Objective →
Would you pull out every line of the material that contains the string "screenshot"?

Records for the task →
* * * * *

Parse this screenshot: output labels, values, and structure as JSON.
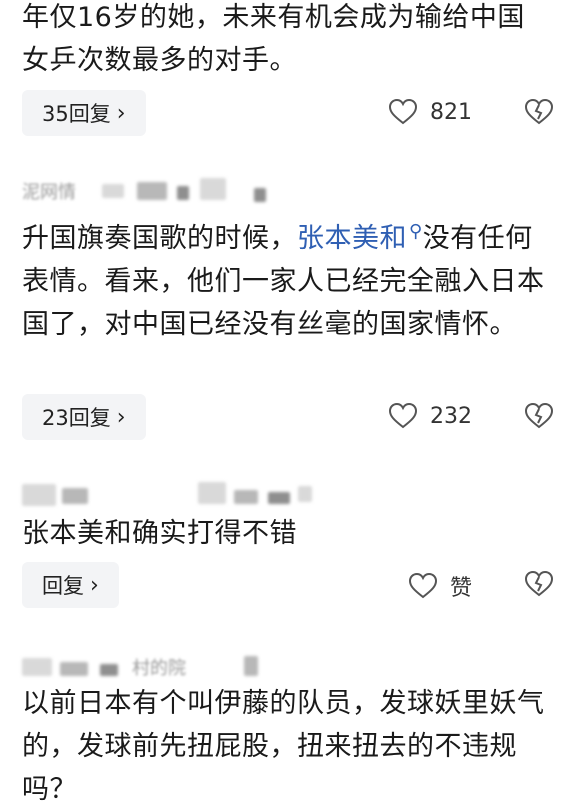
{
  "comments": [
    {
      "text_plain": "年仅16岁的她，未来有机会成为输给中国女乒次数最多的对手。",
      "reply_label": "35回复",
      "like_label": "821",
      "username": ""
    },
    {
      "username": "泥网情",
      "text_before": "升国旗奏国歌的时候，",
      "mention": "张本美和",
      "text_after": "没有任何表情。看来，他们一家人已经完全融入日本国了，对中国已经没有丝毫的国家情怀。",
      "reply_label": "23回复",
      "like_label": "232"
    },
    {
      "username": "",
      "text_plain": "张本美和确实打得不错",
      "reply_label": "回复",
      "like_label": "赞"
    },
    {
      "username": "村的院",
      "text_plain": "以前日本有个叫伊藤的队员，发球妖里妖气的，发球前先扭屁股，扭来扭去的不违规吗？"
    }
  ],
  "icons": {
    "reply_chevron": "chevron-right-icon",
    "like": "heart-outline-icon",
    "dislike": "broken-heart-icon",
    "search_mark": "search-icon"
  },
  "colors": {
    "mention": "#2f5fb3",
    "reply_bg": "#f3f4f6",
    "text": "#1a1a1a"
  }
}
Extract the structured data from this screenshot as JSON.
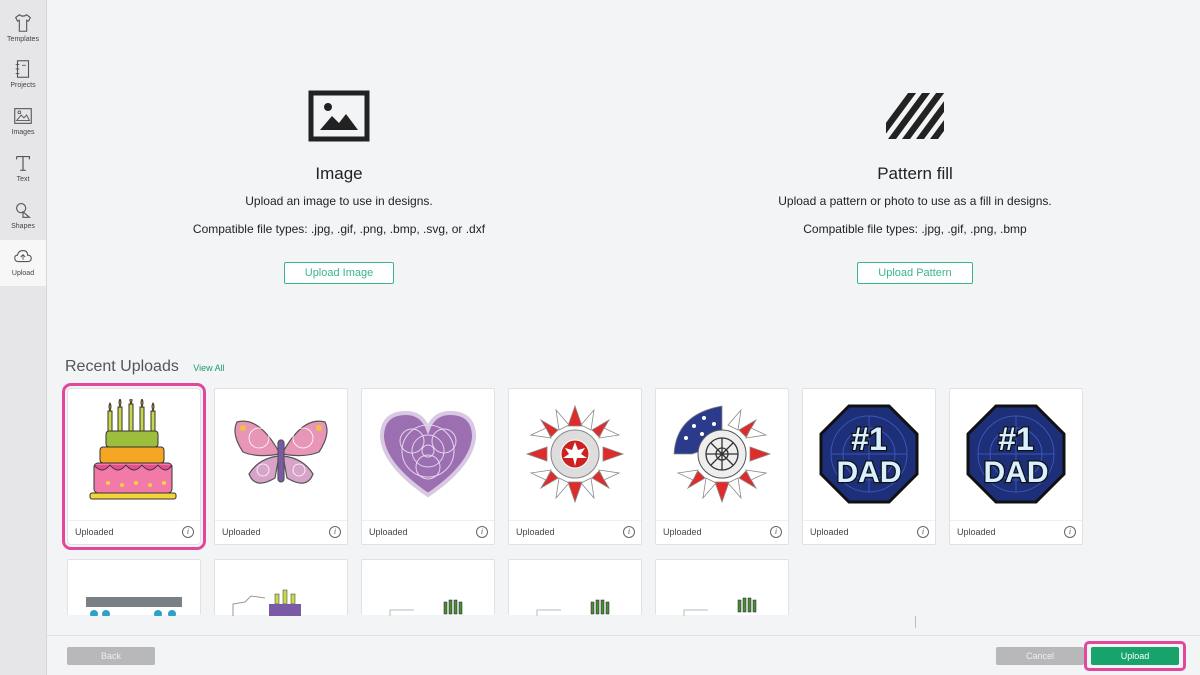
{
  "sidebar": {
    "items": [
      {
        "label": "Templates",
        "icon": "shirt-icon"
      },
      {
        "label": "Projects",
        "icon": "notebook-icon"
      },
      {
        "label": "Images",
        "icon": "picture-icon"
      },
      {
        "label": "Text",
        "icon": "text-icon"
      },
      {
        "label": "Shapes",
        "icon": "shapes-icon"
      },
      {
        "label": "Upload",
        "icon": "cloud-upload-icon",
        "active": true
      }
    ]
  },
  "image_option": {
    "title": "Image",
    "description": "Upload an image to use in designs.",
    "types": "Compatible file types: .jpg, .gif, .png, .bmp, .svg, or .dxf",
    "button": "Upload Image"
  },
  "pattern_option": {
    "title": "Pattern fill",
    "description": "Upload a pattern or photo to use as a fill in designs.",
    "types": "Compatible file types: .jpg, .gif, .png, .bmp",
    "button": "Upload Pattern"
  },
  "recent": {
    "title": "Recent Uploads",
    "view_all": "View All",
    "uploads": [
      {
        "thumb": "birthday-cake",
        "status": "Uploaded",
        "selected": true
      },
      {
        "thumb": "mandala-butterfly",
        "status": "Uploaded"
      },
      {
        "thumb": "mandala-heart",
        "status": "Uploaded"
      },
      {
        "thumb": "red-white-sunflower",
        "status": "Uploaded"
      },
      {
        "thumb": "flag-sunflower",
        "status": "Uploaded"
      },
      {
        "thumb": "number-one-dad",
        "status": "Uploaded"
      },
      {
        "thumb": "number-one-dad",
        "status": "Uploaded"
      }
    ],
    "more_uploads": [
      {
        "thumb": "partial-border"
      },
      {
        "thumb": "partial-cake"
      },
      {
        "thumb": "partial-candles"
      },
      {
        "thumb": "partial-candles"
      },
      {
        "thumb": "partial-candles"
      }
    ],
    "dad_text": [
      "#1",
      "DAD"
    ]
  },
  "footer": {
    "back": "Back",
    "cancel": "Cancel",
    "upload": "Upload"
  },
  "colors": {
    "accent": "#17a36b",
    "outline_accent": "#3bb58f",
    "highlight": "#e2479b"
  }
}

* * * * *

Task response →
Parse this screenshot: output labels, values, and structure as JSON.
Extract the structured data from this screenshot as JSON.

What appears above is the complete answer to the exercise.